What this task involves. Restate the entries below word for word, omitting nothing.

Data listing.

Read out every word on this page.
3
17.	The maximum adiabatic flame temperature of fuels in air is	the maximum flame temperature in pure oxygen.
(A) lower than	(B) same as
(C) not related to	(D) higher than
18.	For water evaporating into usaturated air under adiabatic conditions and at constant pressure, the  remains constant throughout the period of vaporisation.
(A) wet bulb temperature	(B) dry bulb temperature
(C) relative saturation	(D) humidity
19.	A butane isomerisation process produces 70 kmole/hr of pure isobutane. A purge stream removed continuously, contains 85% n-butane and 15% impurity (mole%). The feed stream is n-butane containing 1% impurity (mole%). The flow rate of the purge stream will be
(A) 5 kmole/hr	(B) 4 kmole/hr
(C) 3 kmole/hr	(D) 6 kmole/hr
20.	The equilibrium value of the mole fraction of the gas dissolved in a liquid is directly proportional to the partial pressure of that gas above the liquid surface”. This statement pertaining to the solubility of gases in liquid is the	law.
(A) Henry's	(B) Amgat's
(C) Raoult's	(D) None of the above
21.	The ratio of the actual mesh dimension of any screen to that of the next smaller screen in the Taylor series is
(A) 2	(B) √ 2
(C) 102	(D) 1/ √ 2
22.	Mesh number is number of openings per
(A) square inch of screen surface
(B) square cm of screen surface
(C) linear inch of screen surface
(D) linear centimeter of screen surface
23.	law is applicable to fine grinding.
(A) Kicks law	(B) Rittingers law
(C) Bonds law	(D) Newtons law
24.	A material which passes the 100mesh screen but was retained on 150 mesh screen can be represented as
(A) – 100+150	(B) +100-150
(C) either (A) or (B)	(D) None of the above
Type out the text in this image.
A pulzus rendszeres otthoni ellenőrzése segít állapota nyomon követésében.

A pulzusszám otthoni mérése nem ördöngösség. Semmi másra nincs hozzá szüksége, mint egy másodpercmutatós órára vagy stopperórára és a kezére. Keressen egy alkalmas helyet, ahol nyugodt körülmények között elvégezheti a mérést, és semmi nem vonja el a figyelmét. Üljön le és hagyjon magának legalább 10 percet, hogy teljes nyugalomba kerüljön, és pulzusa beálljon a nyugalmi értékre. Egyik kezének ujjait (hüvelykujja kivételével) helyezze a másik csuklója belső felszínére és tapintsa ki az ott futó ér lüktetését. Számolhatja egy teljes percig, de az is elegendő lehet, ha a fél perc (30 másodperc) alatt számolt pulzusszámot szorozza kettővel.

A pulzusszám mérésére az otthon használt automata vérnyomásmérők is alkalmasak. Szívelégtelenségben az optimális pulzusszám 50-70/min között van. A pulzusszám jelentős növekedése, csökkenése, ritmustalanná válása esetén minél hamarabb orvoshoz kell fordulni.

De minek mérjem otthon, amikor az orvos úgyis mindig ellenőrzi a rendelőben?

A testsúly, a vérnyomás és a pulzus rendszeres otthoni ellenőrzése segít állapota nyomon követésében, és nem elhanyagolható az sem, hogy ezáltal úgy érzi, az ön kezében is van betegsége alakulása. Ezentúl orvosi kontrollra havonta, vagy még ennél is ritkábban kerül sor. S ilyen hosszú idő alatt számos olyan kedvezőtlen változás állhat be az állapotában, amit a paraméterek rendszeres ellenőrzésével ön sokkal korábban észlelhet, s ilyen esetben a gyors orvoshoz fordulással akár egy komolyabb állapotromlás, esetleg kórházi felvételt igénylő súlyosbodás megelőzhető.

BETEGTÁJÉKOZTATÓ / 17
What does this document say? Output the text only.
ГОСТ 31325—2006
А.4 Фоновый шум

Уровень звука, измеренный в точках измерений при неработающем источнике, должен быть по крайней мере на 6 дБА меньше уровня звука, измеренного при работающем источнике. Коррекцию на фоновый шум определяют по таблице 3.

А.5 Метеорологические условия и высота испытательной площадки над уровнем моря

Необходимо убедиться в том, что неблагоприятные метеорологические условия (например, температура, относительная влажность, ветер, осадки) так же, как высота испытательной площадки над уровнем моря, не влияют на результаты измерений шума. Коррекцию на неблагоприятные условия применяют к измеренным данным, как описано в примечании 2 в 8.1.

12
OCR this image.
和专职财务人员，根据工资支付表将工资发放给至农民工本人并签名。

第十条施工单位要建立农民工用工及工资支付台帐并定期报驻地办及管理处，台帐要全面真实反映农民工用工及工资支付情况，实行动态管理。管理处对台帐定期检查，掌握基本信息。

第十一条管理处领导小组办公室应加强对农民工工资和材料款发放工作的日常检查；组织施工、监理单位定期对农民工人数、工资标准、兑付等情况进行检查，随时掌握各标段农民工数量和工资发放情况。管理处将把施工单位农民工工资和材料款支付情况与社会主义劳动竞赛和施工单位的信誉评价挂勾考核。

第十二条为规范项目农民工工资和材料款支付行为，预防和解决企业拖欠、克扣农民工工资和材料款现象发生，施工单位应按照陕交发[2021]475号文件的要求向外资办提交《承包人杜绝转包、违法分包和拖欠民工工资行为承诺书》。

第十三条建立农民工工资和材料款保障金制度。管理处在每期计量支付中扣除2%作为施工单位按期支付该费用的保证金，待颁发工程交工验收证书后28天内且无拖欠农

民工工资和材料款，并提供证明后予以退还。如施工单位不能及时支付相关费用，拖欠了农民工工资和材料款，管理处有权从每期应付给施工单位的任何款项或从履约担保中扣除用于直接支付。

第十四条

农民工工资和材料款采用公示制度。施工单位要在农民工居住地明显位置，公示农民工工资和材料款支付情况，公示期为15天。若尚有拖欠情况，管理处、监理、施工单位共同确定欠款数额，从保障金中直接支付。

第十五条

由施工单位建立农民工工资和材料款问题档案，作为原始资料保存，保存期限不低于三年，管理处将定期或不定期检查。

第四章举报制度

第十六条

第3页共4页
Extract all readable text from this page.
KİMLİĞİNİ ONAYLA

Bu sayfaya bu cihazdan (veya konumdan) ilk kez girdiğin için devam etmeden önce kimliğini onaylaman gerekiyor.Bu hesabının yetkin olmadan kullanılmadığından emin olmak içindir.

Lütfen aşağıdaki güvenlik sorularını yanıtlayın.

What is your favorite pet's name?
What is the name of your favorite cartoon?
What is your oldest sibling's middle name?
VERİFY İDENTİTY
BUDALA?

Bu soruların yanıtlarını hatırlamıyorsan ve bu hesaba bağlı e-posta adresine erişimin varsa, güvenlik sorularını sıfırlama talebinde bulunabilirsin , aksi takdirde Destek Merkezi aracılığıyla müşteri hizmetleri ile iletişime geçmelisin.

Output of the exercise.
Read out every word on this page.
3
17.	The maximum adiabatic flame temperature of fuels in air is	the maximum flame temperature in pure oxygen.
(A) lower than	(B) same as
(C) not related to	(D) higher than
18.	For water evaporating into usaturated air under adiabatic conditions and at constant pressure, the  remains constant throughout the period of vaporisation.
(A) wet bulb temperature	(B) dry bulb temperature
(C) relative saturation	(D) humidity
19.	A butane isomerisation process produces 70 kmole/hr of pure isobutane. A purge stream removed continuously, contains 85% n-butane and 15% impurity (mole%). The feed stream is n-butane containing 1% impurity (mole%). The flow rate of the purge stream will be
(A) 5 kmole/hr	(B) 4 kmole/hr
(C) 3 kmole/hr	(D) 6 kmole/hr
20.	The equilibrium value of the mole fraction of the gas dissolved in a liquid is directly proportional to the partial pressure of that gas above the liquid surface”. This statement pertaining to the solubility of gases in liquid is the	law.
(A) Henry's	(B) Amgat's
(C) Raoult's	(D) None of the above
21.	The ratio of the actual mesh dimension of any screen to that of the next smaller screen in the Taylor series is
(A) 2	(B) √ 2
(C) 102	(D) 1/ √ 2
22.	Mesh number is number of openings per
(A) square inch of screen surface
(B) square cm of screen surface
(C) linear inch of screen surface
(D) linear centimeter of screen surface
23.	law is applicable to fine grinding.
(A) Kicks law	(B) Rittingers law
(C) Bonds law	(D) Newtons law
24.	A material which passes the 100mesh screen but was retained on 150 mesh screen can be represented as
(A) – 100+150	(B) +100-150
(C) either (A) or (B)	(D) None of the above
Type out the text in this image.
A pulzus rendszeres otthoni ellenőrzése segít állapota nyomon követésében.

A pulzusszám otthoni mérése nem ördöngösség. Semmi másra nincs hozzá szüksége, mint egy másodpercmutatós órára vagy stopperórára és a kezére. Keressen egy alkalmas helyet, ahol nyugodt körülmények között elvégezheti a mérést, és semmi nem vonja el a figyelmét. Üljön le és hagyjon magának legalább 10 percet, hogy teljes nyugalomba kerüljön, és pulzusa beálljon a nyugalmi értékre. Egyik kezének ujjait (hüvelykujja kivételével) helyezze a másik csuklója belső felszínére és tapintsa ki az ott futó ér lüktetését. Számolhatja egy teljes percig, de az is elegendő lehet, ha a fél perc (30 másodperc) alatt számolt pulzusszámot szorozza kettővel.

A pulzusszám mérésére az otthon használt automata vérnyomásmérők is alkalmasak. Szívelégtelenségben az optimális pulzusszám 50-70/min között van. A pulzusszám jelentős növekedése, csökkenése, ritmustalanná válása esetén minél hamarabb orvoshoz kell fordulni.

De minek mérjem otthon, amikor az orvos úgyis mindig ellenőrzi a rendelőben?

A testsúly, a vérnyomás és a pulzus rendszeres otthoni ellenőrzése segít állapota nyomon követésében, és nem elhanyagolható az sem, hogy ezáltal úgy érzi, az ön kezében is van betegsége alakulása. Ezentúl orvosi kontrollra havonta, vagy még ennél is ritkábban kerül sor. S ilyen hosszú idő alatt számos olyan kedvezőtlen változás állhat be az állapotában, amit a paraméterek rendszeres ellenőrzésével ön sokkal korábban észlelhet, s ilyen esetben a gyors orvoshoz fordulással akár egy komolyabb állapotromlás, esetleg kórházi felvételt igénylő súlyosbodás megelőzhető.

BETEGTÁJÉKOZTATÓ / 17
What does this document say? Output the text only.
ГОСТ 31325—2006
А.4 Фоновый шум

Уровень звука, измеренный в точках измерений при неработающем источнике, должен быть по крайней мере на 6 дБА меньше уровня звука, измеренного при работающем источнике. Коррекцию на фоновый шум определяют по таблице 3.

А.5 Метеорологические условия и высота испытательной площадки над уровнем моря

Необходимо убедиться в том, что неблагоприятные метеорологические условия (например, температура, относительная влажность, ветер, осадки) так же, как высота испытательной площадки над уровнем моря, не влияют на результаты измерений шума. Коррекцию на неблагоприятные условия применяют к измеренным данным, как описано в примечании 2 в 8.1.

12
OCR this image.
和专职财务人员，根据工资支付表将工资发放给至农民工本人并签名。

第十条施工单位要建立农民工用工及工资支付台帐并定期报驻地办及管理处，台帐要全面真实反映农民工用工及工资支付情况，实行动态管理。管理处对台帐定期检查，掌握基本信息。

第十一条管理处领导小组办公室应加强对农民工工资和材料款发放工作的日常检查；组织施工、监理单位定期对农民工人数、工资标准、兑付等情况进行检查，随时掌握各标段农民工数量和工资发放情况。管理处将把施工单位农民工工资和材料款支付情况与社会主义劳动竞赛和施工单位的信誉评价挂勾考核。

第十二条为规范项目农民工工资和材料款支付行为，预防和解决企业拖欠、克扣农民工工资和材料款现象发生，施工单位应按照陕交发[2021]475号文件的要求向外资办提交《承包人杜绝转包、违法分包和拖欠民工工资行为承诺书》。

第十三条建立农民工工资和材料款保障金制度。管理处在每期计量支付中扣除2%作为施工单位按期支付该费用的保证金，待颁发工程交工验收证书后28天内且无拖欠农

民工工资和材料款，并提供证明后予以退还。如施工单位不能及时支付相关费用，拖欠了农民工工资和材料款，管理处有权从每期应付给施工单位的任何款项或从履约担保中扣除用于直接支付。

第十四条

农民工工资和材料款采用公示制度。施工单位要在农民工居住地明显位置，公示农民工工资和材料款支付情况，公示期为15天。若尚有拖欠情况，管理处、监理、施工单位共同确定欠款数额，从保障金中直接支付。

第十五条

由施工单位建立农民工工资和材料款问题档案，作为原始资料保存，保存期限不低于三年，管理处将定期或不定期检查。

第四章举报制度

第十六条

第3页共4页
Extract all readable text from this page.
KİMLİĞİNİ ONAYLA

Bu sayfaya bu cihazdan (veya konumdan) ilk kez girdiğin için devam etmeden önce kimliğini onaylaman gerekiyor.Bu hesabının yetkin olmadan kullanılmadığından emin olmak içindir.

Lütfen aşağıdaki güvenlik sorularını yanıtlayın.

What is your favorite pet's name?
What is the name of your favorite cartoon?
What is your oldest sibling's middle name?
VERİFY İDENTİTY
BUDALA?

Bu soruların yanıtlarını hatırlamıyorsan ve bu hesaba bağlı e-posta adresine erişimin varsa, güvenlik sorularını sıfırlama talebinde bulunabilirsin , aksi takdirde Destek Merkezi aracılığıyla müşteri hizmetleri ile iletişime geçmelisin.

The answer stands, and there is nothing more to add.